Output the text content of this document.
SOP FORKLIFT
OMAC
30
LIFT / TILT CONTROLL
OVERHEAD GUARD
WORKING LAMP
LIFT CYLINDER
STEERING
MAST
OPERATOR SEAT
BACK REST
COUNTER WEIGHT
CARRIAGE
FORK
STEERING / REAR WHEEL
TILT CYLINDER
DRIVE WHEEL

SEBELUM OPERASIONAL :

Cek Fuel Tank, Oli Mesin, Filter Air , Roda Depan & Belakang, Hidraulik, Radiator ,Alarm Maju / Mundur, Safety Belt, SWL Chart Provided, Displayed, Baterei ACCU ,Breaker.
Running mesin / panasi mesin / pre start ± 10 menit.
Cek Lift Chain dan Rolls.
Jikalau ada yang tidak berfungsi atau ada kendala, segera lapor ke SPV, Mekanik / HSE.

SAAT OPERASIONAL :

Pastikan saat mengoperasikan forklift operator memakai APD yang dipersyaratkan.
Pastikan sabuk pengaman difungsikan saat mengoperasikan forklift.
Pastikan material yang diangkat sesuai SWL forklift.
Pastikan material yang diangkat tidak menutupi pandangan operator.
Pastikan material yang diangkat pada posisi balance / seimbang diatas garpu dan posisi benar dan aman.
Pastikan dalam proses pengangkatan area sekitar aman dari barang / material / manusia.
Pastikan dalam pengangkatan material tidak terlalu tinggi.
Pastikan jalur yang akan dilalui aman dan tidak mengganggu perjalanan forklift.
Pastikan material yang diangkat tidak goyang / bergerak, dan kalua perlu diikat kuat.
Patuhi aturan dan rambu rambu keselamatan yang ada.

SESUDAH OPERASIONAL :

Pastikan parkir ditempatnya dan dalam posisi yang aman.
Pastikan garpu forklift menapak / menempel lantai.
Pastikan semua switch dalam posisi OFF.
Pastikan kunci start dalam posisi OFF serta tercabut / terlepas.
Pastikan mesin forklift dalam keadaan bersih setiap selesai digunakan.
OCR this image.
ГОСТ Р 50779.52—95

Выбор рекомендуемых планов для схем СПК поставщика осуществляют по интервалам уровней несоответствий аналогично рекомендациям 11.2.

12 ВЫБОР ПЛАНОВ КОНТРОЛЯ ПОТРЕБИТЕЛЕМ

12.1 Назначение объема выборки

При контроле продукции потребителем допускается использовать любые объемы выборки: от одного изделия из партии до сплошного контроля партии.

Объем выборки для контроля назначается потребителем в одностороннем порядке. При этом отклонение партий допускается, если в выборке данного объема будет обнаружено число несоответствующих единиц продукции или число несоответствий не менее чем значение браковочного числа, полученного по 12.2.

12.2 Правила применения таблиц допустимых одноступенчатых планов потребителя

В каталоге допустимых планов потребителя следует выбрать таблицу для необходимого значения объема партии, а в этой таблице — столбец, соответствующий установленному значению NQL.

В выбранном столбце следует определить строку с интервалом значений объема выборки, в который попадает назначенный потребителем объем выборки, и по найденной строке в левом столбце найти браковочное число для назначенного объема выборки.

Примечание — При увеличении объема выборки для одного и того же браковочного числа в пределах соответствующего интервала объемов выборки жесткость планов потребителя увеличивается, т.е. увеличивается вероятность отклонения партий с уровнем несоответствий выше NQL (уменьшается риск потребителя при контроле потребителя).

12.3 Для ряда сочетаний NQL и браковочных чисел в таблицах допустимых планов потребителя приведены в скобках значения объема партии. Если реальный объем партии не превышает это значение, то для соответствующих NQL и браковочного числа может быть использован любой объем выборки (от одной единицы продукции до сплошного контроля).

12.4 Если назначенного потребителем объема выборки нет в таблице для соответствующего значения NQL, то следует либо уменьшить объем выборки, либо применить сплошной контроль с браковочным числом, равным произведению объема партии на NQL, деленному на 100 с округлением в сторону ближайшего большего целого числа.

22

AIM: Every line above that contains the word "material" should be reported.

ANSWER TO THE TASK:
Pastikan material yang diangkat sesuai SWL forklift.
Pastikan material yang diangkat tidak menutupi pandangan operator.
Pastikan material yang diangkat pada posisi balance / seimbang diatas garpu dan posisi benar dan aman.
Pastikan dalam proses pengangkatan area sekitar aman dari barang / material / manusia.
Pastikan dalam pengangkatan material tidak terlalu tinggi.
Pastikan material yang diangkat tidak goyang / bergerak, dan kalua perlu diikat kuat.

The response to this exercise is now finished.